(Page content transcription data)

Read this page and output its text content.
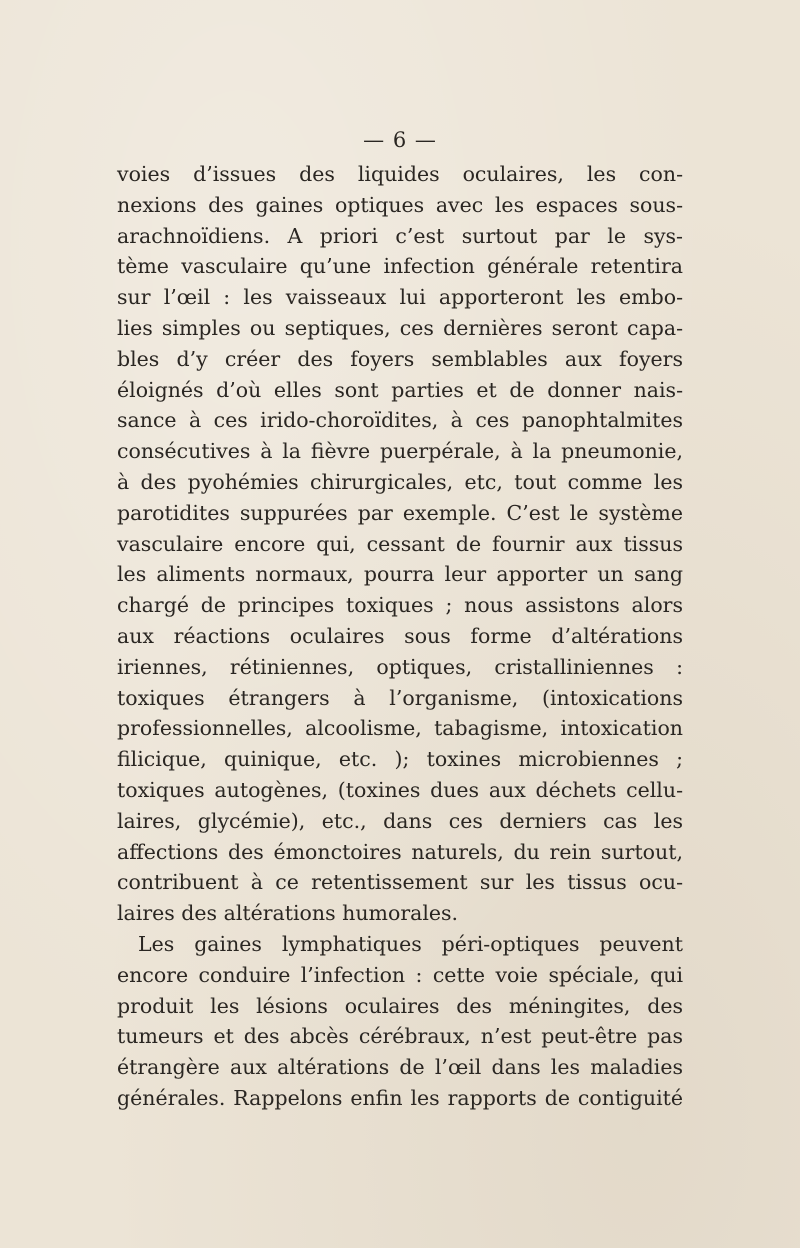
— 6 —
voies d’issues des liquides oculaires, les con-
nexions des gaines optiques avec les espaces sous-
arachnoïdiens. A priori c’est surtout par le sys-
tème vasculaire qu’une infection générale retentira
sur l’œil : les vaisseaux lui apporteront les embo-
lies simples ou septiques, ces dernières seront capa-
bles d’y créer des foyers semblables aux foyers
éloignés d’où elles sont parties et de donner nais-
sance à ces irido-choroïdites, à ces panophtalmites
consécutives à la fièvre puerpérale, à la pneumonie,
à des pyohémies chirurgicales, etc, tout comme les
parotidites suppurées par exemple. C’est le système
vasculaire encore qui, cessant de fournir aux tissus
les aliments normaux, pourra leur apporter un sang
chargé de principes toxiques ; nous assistons alors
aux réactions oculaires sous forme d’altérations
iriennes, rétiniennes, optiques, cristalliniennes :
toxiques étrangers à l’organisme, (intoxications
professionnelles, alcoolisme, tabagisme, intoxication
filicique, quinique, etc. ); toxines microbiennes ;
toxiques autogènes, (toxines dues aux déchets cellu-
laires, glycémie), etc., dans ces derniers cas les
affections des émonctoires naturels, du rein surtout,
contribuent à ce retentissement sur les tissus ocu-
laires des altérations humorales.
Les gaines lymphatiques péri-optiques peuvent
encore conduire l’infection : cette voie spéciale, qui
produit les lésions oculaires des méningites, des
tumeurs et des abcès cérébraux, n’est peut-être pas
étrangère aux altérations de l’œil dans les maladies
générales. Rappelons enfin les rapports de contiguité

PROBLEM DESCRIPTION — No picture should be included when the data are set down again exactly.

ANSWER TO THIS PROBLEM —
Read this page and output its text content.
— 6 —
voies d’issues des liquides oculaires, les con-
nexions des gaines optiques avec les espaces sous-
arachnoïdiens. A priori c’est surtout par le sys-
tème vasculaire qu’une infection générale retentira
sur l’œil : les vaisseaux lui apporteront les embo-
lies simples ou septiques, ces dernières seront capa-
bles d’y créer des foyers semblables aux foyers
éloignés d’où elles sont parties et de donner nais-
sance à ces irido-choroïdites, à ces panophtalmites
consécutives à la fièvre puerpérale, à la pneumonie,
à des pyohémies chirurgicales, etc, tout comme les
parotidites suppurées par exemple. C’est le système
vasculaire encore qui, cessant de fournir aux tissus
les aliments normaux, pourra leur apporter un sang
chargé de principes toxiques ; nous assistons alors
aux réactions oculaires sous forme d’altérations
iriennes, rétiniennes, optiques, cristalliniennes :
toxiques étrangers à l’organisme, (intoxications
professionnelles, alcoolisme, tabagisme, intoxication
filicique, quinique, etc. ); toxines microbiennes ;
toxiques autogènes, (toxines dues aux déchets cellu-
laires, glycémie), etc., dans ces derniers cas les
affections des émonctoires naturels, du rein surtout,
contribuent à ce retentissement sur les tissus ocu-
laires des altérations humorales.
Les gaines lymphatiques péri-optiques peuvent
encore conduire l’infection : cette voie spéciale, qui
produit les lésions oculaires des méningites, des
tumeurs et des abcès cérébraux, n’est peut-être pas
étrangère aux altérations de l’œil dans les maladies
générales. Rappelons enfin les rapports de contiguité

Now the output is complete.